╔══
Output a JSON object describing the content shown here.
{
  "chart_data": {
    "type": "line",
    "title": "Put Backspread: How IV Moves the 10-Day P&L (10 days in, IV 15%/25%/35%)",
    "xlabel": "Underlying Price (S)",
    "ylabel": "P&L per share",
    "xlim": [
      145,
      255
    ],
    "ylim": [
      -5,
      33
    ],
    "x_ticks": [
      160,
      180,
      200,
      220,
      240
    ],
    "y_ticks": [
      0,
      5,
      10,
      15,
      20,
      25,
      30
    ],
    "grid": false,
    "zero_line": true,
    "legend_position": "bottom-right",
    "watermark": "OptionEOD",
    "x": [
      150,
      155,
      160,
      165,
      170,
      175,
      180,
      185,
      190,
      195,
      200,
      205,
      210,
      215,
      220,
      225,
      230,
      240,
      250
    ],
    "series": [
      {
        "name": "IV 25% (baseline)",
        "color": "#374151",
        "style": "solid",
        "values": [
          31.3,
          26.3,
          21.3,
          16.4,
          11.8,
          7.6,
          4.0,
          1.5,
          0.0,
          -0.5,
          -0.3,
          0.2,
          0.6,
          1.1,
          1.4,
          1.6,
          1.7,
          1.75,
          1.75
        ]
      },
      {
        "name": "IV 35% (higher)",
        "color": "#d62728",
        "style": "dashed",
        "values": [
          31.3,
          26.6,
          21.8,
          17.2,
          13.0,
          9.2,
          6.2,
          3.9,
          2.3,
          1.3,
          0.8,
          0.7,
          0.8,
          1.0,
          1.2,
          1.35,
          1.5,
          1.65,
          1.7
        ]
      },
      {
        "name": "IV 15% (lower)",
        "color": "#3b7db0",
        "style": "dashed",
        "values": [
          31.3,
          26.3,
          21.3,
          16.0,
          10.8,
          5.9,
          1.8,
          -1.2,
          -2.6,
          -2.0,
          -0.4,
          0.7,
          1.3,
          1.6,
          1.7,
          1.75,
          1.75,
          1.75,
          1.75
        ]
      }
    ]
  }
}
╚══
Retype all of the data shown above, word for word.

Output a JSON object describing the content shown here.
{
  "chart_data": {
    "type": "line",
    "title": "Put Backspread: How IV Moves the 10-Day P&L (10 days in, IV 15%/25%/35%)",
    "xlabel": "Underlying Price (S)",
    "ylabel": "P&L per share",
    "xlim": [
      145,
      255
    ],
    "ylim": [
      -5,
      33
    ],
    "x_ticks": [
      160,
      180,
      200,
      220,
      240
    ],
    "y_ticks": [
      0,
      5,
      10,
      15,
      20,
      25,
      30
    ],
    "grid": false,
    "zero_line": true,
    "legend_position": "bottom-right",
    "watermark": "OptionEOD",
    "x": [
      150,
      155,
      160,
      165,
      170,
      175,
      180,
      185,
      190,
      195,
      200,
      205,
      210,
      215,
      220,
      225,
      230,
      240,
      250
    ],
    "series": [
      {
        "name": "IV 25% (baseline)",
        "color": "#374151",
        "style": "solid",
        "values": [
          31.3,
          26.3,
          21.3,
          16.4,
          11.8,
          7.6,
          4.0,
          1.5,
          0.0,
          -0.5,
          -0.3,
          0.2,
          0.6,
          1.1,
          1.4,
          1.6,
          1.7,
          1.75,
          1.75
        ]
      },
      {
        "name": "IV 35% (higher)",
        "color": "#d62728",
        "style": "dashed",
        "values": [
          31.3,
          26.6,
          21.8,
          17.2,
          13.0,
          9.2,
          6.2,
          3.9,
          2.3,
          1.3,
          0.8,
          0.7,
          0.8,
          1.0,
          1.2,
          1.35,
          1.5,
          1.65,
          1.7
        ]
      },
      {
        "name": "IV 15% (lower)",
        "color": "#3b7db0",
        "style": "dashed",
        "values": [
          31.3,
          26.3,
          21.3,
          16.0,
          10.8,
          5.9,
          1.8,
          -1.2,
          -2.6,
          -2.0,
          -0.4,
          0.7,
          1.3,
          1.6,
          1.7,
          1.75,
          1.75,
          1.75,
          1.75
        ]
      }
    ]
  }
}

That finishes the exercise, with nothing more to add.